··· SUPPLIED MATERIAL ···
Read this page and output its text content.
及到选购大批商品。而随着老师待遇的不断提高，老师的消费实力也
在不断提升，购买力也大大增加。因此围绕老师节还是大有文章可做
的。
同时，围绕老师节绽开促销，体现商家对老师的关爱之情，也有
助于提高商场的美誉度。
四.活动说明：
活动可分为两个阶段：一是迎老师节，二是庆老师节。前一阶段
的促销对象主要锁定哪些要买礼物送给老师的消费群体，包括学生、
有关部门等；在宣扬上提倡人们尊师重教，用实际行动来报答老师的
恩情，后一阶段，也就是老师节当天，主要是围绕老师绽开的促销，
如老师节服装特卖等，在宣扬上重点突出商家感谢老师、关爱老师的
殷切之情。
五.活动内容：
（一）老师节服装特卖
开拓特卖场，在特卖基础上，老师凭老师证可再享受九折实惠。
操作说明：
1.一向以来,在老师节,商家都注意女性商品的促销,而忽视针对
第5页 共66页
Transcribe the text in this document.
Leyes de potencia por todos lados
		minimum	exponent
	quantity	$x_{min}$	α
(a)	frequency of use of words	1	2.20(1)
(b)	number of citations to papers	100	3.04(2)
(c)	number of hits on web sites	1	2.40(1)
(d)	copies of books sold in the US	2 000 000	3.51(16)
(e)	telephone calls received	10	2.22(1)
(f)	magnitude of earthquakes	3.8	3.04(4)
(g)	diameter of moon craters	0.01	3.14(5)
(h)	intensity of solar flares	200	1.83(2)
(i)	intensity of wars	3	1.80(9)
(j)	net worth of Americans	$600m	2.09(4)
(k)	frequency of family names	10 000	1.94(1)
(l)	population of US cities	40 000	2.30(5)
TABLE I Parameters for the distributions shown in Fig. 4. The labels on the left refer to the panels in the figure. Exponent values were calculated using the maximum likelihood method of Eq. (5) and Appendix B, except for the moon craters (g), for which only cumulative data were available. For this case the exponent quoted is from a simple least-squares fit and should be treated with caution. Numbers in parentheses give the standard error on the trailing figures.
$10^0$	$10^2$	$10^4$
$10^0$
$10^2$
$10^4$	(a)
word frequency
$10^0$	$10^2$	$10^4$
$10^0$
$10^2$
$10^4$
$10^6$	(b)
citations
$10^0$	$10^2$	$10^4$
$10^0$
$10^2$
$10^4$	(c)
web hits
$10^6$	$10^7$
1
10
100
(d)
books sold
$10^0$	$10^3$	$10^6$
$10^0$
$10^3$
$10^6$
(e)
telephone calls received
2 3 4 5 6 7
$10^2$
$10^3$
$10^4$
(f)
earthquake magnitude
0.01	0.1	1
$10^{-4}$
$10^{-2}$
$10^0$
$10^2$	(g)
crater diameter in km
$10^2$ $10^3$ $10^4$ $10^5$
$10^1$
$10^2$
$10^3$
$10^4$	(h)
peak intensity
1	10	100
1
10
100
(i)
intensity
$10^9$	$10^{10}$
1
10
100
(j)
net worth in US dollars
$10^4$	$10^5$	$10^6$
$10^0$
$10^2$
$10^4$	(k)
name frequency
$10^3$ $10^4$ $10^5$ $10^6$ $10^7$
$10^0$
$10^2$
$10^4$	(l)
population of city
···
» SHORT TASK
Output the records exactly, including every line.

» FINISHED EXERCISE
Read this page and output its text content.
及到选购大批商品。而随着老师待遇的不断提高，老师的消费实力也
在不断提升，购买力也大大增加。因此围绕老师节还是大有文章可做
的。
同时，围绕老师节绽开促销，体现商家对老师的关爱之情，也有
助于提高商场的美誉度。
四.活动说明：
活动可分为两个阶段：一是迎老师节，二是庆老师节。前一阶段
的促销对象主要锁定哪些要买礼物送给老师的消费群体，包括学生、
有关部门等；在宣扬上提倡人们尊师重教，用实际行动来报答老师的
恩情，后一阶段，也就是老师节当天，主要是围绕老师绽开的促销，
如老师节服装特卖等，在宣扬上重点突出商家感谢老师、关爱老师的
殷切之情。
五.活动内容：
（一）老师节服装特卖
开拓特卖场，在特卖基础上，老师凭老师证可再享受九折实惠。
操作说明：
1.一向以来,在老师节,商家都注意女性商品的促销,而忽视针对
第5页 共66页
Transcribe the text in this document.
Leyes de potencia por todos lados
		minimum	exponent
	quantity	$x_{min}$	α
(a)	frequency of use of words	1	2.20(1)
(b)	number of citations to papers	100	3.04(2)
(c)	number of hits on web sites	1	2.40(1)
(d)	copies of books sold in the US	2 000 000	3.51(16)
(e)	telephone calls received	10	2.22(1)
(f)	magnitude of earthquakes	3.8	3.04(4)
(g)	diameter of moon craters	0.01	3.14(5)
(h)	intensity of solar flares	200	1.83(2)
(i)	intensity of wars	3	1.80(9)
(j)	net worth of Americans	$600m	2.09(4)
(k)	frequency of family names	10 000	1.94(1)
(l)	population of US cities	40 000	2.30(5)
TABLE I Parameters for the distributions shown in Fig. 4. The labels on the left refer to the panels in the figure. Exponent values were calculated using the maximum likelihood method of Eq. (5) and Appendix B, except for the moon craters (g), for which only cumulative data were available. For this case the exponent quoted is from a simple least-squares fit and should be treated with caution. Numbers in parentheses give the standard error on the trailing figures.
$10^0$	$10^2$	$10^4$
$10^0$
$10^2$
$10^4$	(a)
word frequency
$10^0$	$10^2$	$10^4$
$10^0$
$10^2$
$10^4$
$10^6$	(b)
citations
$10^0$	$10^2$	$10^4$
$10^0$
$10^2$
$10^4$	(c)
web hits
$10^6$	$10^7$
1
10
100
(d)
books sold
$10^0$	$10^3$	$10^6$
$10^0$
$10^3$
$10^6$
(e)
telephone calls received
2 3 4 5 6 7
$10^2$
$10^3$
$10^4$
(f)
earthquake magnitude
0.01	0.1	1
$10^{-4}$
$10^{-2}$
$10^0$
$10^2$	(g)
crater diameter in km
$10^2$ $10^3$ $10^4$ $10^5$
$10^1$
$10^2$
$10^3$
$10^4$	(h)
peak intensity
1	10	100
1
10
100
(i)
intensity
$10^9$	$10^{10}$
1
10
100
(j)
net worth in US dollars
$10^4$	$10^5$	$10^6$
$10^0$
$10^2$
$10^4$	(k)
name frequency
$10^3$ $10^4$ $10^5$ $10^6$ $10^7$
$10^0$
$10^2$
$10^4$	(l)
population of city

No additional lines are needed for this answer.